TASK ITEM | Please report every line in the entries that contains the string "bullet".

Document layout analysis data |
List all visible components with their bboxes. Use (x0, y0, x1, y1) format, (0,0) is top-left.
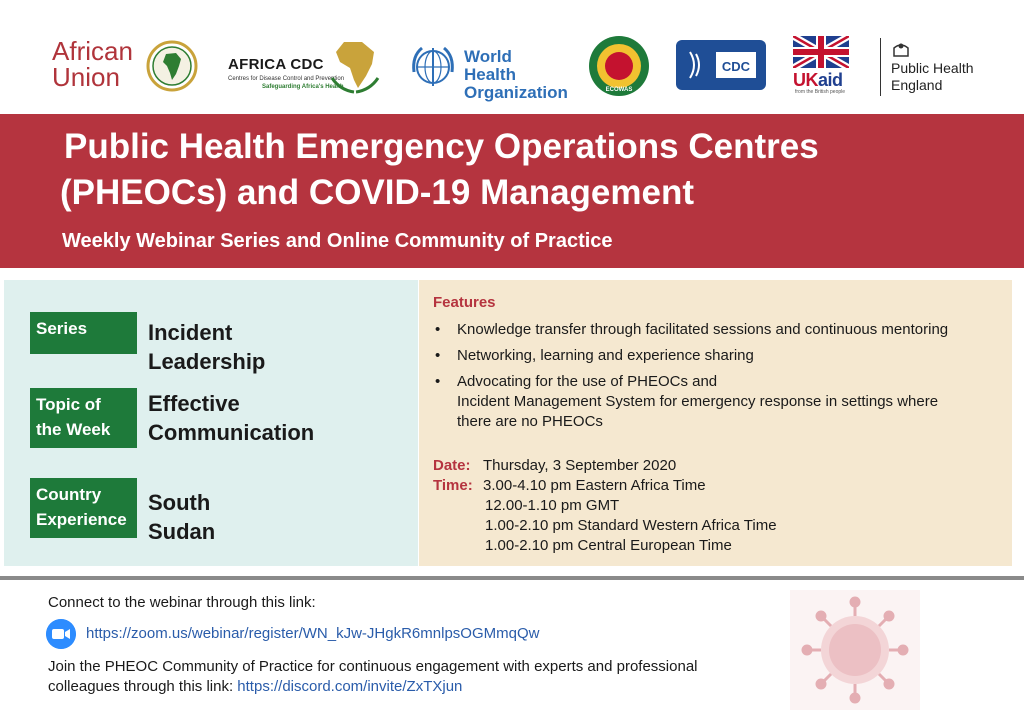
time-line-4: 1.00-2.10 pm Central European Time (485, 537, 732, 554)
zoom-icon (46, 619, 76, 649)
union-jack-icon (793, 36, 849, 68)
page-title (60, 124, 1000, 216)
africa-cdc-tagline: Safeguarding Africa's Health (262, 84, 344, 90)
bullet-icon: • (435, 373, 441, 390)
date-label: Date: (433, 457, 471, 474)
country-tag-line2: Experience (36, 510, 127, 529)
join-text-body: Join the PHEOC Community of Practice for continuous engagement with experts and professional colleagues through this link: (48, 658, 698, 695)
ukaid-sub: from the British people (795, 89, 846, 95)
ecowas-emblem-icon (588, 35, 650, 97)
features-title: Features (433, 294, 496, 311)
feature-text-3b: Incident Management System for emergency response in settings where (457, 393, 939, 410)
phe-logo (880, 38, 991, 96)
title-line2: (PHEOCs) and COVID-19 Management (60, 173, 694, 212)
topic-tag-line1: Topic of (36, 395, 101, 414)
who-emblem-icon (408, 42, 458, 92)
session-info-panel (4, 280, 418, 566)
phe-line1: Public Health (891, 60, 974, 76)
time-line-2: 12.00-1.10 pm GMT (485, 497, 620, 514)
virus-icon (790, 590, 920, 710)
bullet-icon: • (435, 321, 441, 338)
feature-text-3c: there are no PHEOCs (457, 413, 603, 430)
time-list (483, 476, 777, 556)
feature-text-2: Networking, learning and experience sharing (457, 347, 754, 364)
time-line-3: 1.00-2.10 pm Standard Western Africa Time (485, 517, 777, 534)
country-tag-line1: Country (36, 485, 102, 504)
time-row (433, 476, 483, 496)
african-union-line1: African (52, 36, 133, 66)
series-value: Incident Leadership (148, 320, 266, 374)
who-text (464, 48, 568, 102)
african-union-logo-text (52, 38, 144, 90)
african-union-emblem-icon (146, 40, 198, 92)
ecowas-label: ECOWAS (605, 87, 633, 93)
title-banner (0, 114, 1024, 268)
topic-value-line2: Communication (148, 420, 315, 445)
bullet-icon: • (435, 347, 441, 364)
features-list (433, 320, 1003, 438)
list-item (433, 320, 1003, 340)
banner-subtitle: Weekly Webinar Series and Online Community of Practice (62, 230, 613, 252)
feature-text-3a: Advocating for the use of PHEOCs and (457, 373, 718, 390)
phe-text (891, 60, 974, 94)
section-divider (0, 576, 1024, 580)
features-panel (419, 280, 1012, 566)
ukaid-logo (793, 36, 851, 96)
africa-cdc-title: AFRICA CDC (228, 56, 324, 73)
ukaid-text (793, 70, 843, 91)
date-value: Thursday, 3 September 2020 (483, 457, 677, 474)
cdc-label: CDC (721, 59, 751, 74)
join-text (48, 657, 748, 697)
list-item (433, 346, 1003, 366)
connect-text: Connect to the webinar through this link: (48, 594, 316, 611)
list-item (433, 372, 1003, 432)
title-line1: Public Health Emergency Operations Centres (64, 127, 819, 166)
african-union-line2: Union (52, 62, 120, 92)
who-line2: Organization (464, 83, 568, 102)
country-value: South Sudan (148, 490, 216, 544)
time-label: Time: (433, 477, 473, 494)
africa-cdc-logo (226, 38, 386, 98)
phe-line2: England (891, 77, 943, 93)
ukaid-uk: UK (793, 70, 818, 90)
topic-tag-line2: the Week (36, 420, 111, 439)
country-tag (30, 478, 137, 538)
africa-cdc-subtitle: Centres for Disease Control and Prevention (228, 76, 345, 82)
series-tag: Series (30, 312, 137, 354)
topic-value (148, 389, 314, 447)
feature-text-1: Knowledge transfer through facilitated sessions and continuous mentoring (457, 321, 949, 338)
zoom-link[interactable]: https://zoom.us/webinar/register/WN_kJw-JHgkR6mnlpsOGMmqQw (86, 625, 540, 642)
africa-map-icon (326, 38, 384, 96)
cdc-hhs-logo (676, 40, 766, 90)
discord-link[interactable]: https://discord.com/invite/ZxTXjun (237, 678, 463, 695)
royal-crest-icon (891, 40, 911, 58)
date-row (433, 456, 676, 476)
who-logo (408, 40, 568, 102)
ukaid-aid: aid (818, 70, 843, 90)
topic-tag (30, 388, 137, 448)
time-line-1: 3.00-4.10 pm Eastern Africa Time (483, 477, 706, 494)
who-line1: World Health (464, 47, 516, 84)
partner-logos (0, 0, 1024, 114)
topic-value-line1: Effective (148, 391, 240, 416)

EXERCISE RESPONSE |
bullet-icon: • (435, 373, 441, 390)
bullet-icon: • (435, 321, 441, 338)
bullet-icon: • (435, 347, 441, 364)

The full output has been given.